Extracted records

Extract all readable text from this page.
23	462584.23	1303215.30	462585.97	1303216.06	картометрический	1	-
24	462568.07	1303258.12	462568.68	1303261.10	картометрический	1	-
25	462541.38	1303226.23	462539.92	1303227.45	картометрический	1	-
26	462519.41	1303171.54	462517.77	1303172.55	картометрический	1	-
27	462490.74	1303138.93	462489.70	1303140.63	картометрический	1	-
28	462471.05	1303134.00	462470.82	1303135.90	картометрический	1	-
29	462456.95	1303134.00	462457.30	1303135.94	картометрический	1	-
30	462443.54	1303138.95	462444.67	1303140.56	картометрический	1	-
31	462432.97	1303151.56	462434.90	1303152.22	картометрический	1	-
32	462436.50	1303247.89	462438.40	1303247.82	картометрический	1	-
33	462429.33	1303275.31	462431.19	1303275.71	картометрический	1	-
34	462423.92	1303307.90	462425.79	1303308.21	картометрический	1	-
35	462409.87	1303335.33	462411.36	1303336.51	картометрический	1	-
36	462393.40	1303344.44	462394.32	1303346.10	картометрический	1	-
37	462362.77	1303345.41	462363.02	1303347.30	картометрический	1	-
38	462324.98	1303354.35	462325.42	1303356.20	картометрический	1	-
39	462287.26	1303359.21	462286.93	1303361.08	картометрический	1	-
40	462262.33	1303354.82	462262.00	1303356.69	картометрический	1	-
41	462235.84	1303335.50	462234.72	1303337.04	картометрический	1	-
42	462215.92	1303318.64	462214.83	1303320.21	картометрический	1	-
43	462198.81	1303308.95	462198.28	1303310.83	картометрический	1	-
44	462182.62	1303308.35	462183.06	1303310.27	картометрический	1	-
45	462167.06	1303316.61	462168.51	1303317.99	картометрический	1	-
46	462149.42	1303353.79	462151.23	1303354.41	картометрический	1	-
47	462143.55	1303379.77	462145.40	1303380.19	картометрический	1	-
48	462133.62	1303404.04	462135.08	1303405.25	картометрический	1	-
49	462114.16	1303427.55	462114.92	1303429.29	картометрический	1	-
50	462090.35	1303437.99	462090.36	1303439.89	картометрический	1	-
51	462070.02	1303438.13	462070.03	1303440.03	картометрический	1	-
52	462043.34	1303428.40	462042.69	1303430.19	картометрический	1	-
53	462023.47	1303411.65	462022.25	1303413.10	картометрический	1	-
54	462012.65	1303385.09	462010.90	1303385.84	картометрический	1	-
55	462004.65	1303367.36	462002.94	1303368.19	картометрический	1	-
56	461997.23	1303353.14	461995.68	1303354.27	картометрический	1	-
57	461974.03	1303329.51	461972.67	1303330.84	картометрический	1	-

Exercise
Word for word, extract all the records.

The result
Extract all readable text from this page.
23	462584.23	1303215.30	462585.97	1303216.06	картометрический	1	-
24	462568.07	1303258.12	462568.68	1303261.10	картометрический	1	-
25	462541.38	1303226.23	462539.92	1303227.45	картометрический	1	-
26	462519.41	1303171.54	462517.77	1303172.55	картометрический	1	-
27	462490.74	1303138.93	462489.70	1303140.63	картометрический	1	-
28	462471.05	1303134.00	462470.82	1303135.90	картометрический	1	-
29	462456.95	1303134.00	462457.30	1303135.94	картометрический	1	-
30	462443.54	1303138.95	462444.67	1303140.56	картометрический	1	-
31	462432.97	1303151.56	462434.90	1303152.22	картометрический	1	-
32	462436.50	1303247.89	462438.40	1303247.82	картометрический	1	-
33	462429.33	1303275.31	462431.19	1303275.71	картометрический	1	-
34	462423.92	1303307.90	462425.79	1303308.21	картометрический	1	-
35	462409.87	1303335.33	462411.36	1303336.51	картометрический	1	-
36	462393.40	1303344.44	462394.32	1303346.10	картометрический	1	-
37	462362.77	1303345.41	462363.02	1303347.30	картометрический	1	-
38	462324.98	1303354.35	462325.42	1303356.20	картометрический	1	-
39	462287.26	1303359.21	462286.93	1303361.08	картометрический	1	-
40	462262.33	1303354.82	462262.00	1303356.69	картометрический	1	-
41	462235.84	1303335.50	462234.72	1303337.04	картометрический	1	-
42	462215.92	1303318.64	462214.83	1303320.21	картометрический	1	-
43	462198.81	1303308.95	462198.28	1303310.83	картометрический	1	-
44	462182.62	1303308.35	462183.06	1303310.27	картометрический	1	-
45	462167.06	1303316.61	462168.51	1303317.99	картометрический	1	-
46	462149.42	1303353.79	462151.23	1303354.41	картометрический	1	-
47	462143.55	1303379.77	462145.40	1303380.19	картометрический	1	-
48	462133.62	1303404.04	462135.08	1303405.25	картометрический	1	-
49	462114.16	1303427.55	462114.92	1303429.29	картометрический	1	-
50	462090.35	1303437.99	462090.36	1303439.89	картометрический	1	-
51	462070.02	1303438.13	462070.03	1303440.03	картометрический	1	-
52	462043.34	1303428.40	462042.69	1303430.19	картометрический	1	-
53	462023.47	1303411.65	462022.25	1303413.10	картометрический	1	-
54	462012.65	1303385.09	462010.90	1303385.84	картометрический	1	-
55	462004.65	1303367.36	462002.94	1303368.19	картометрический	1	-
56	461997.23	1303353.14	461995.68	1303354.27	картометрический	1	-
57	461974.03	1303329.51	461972.67	1303330.84	картометрический	1	-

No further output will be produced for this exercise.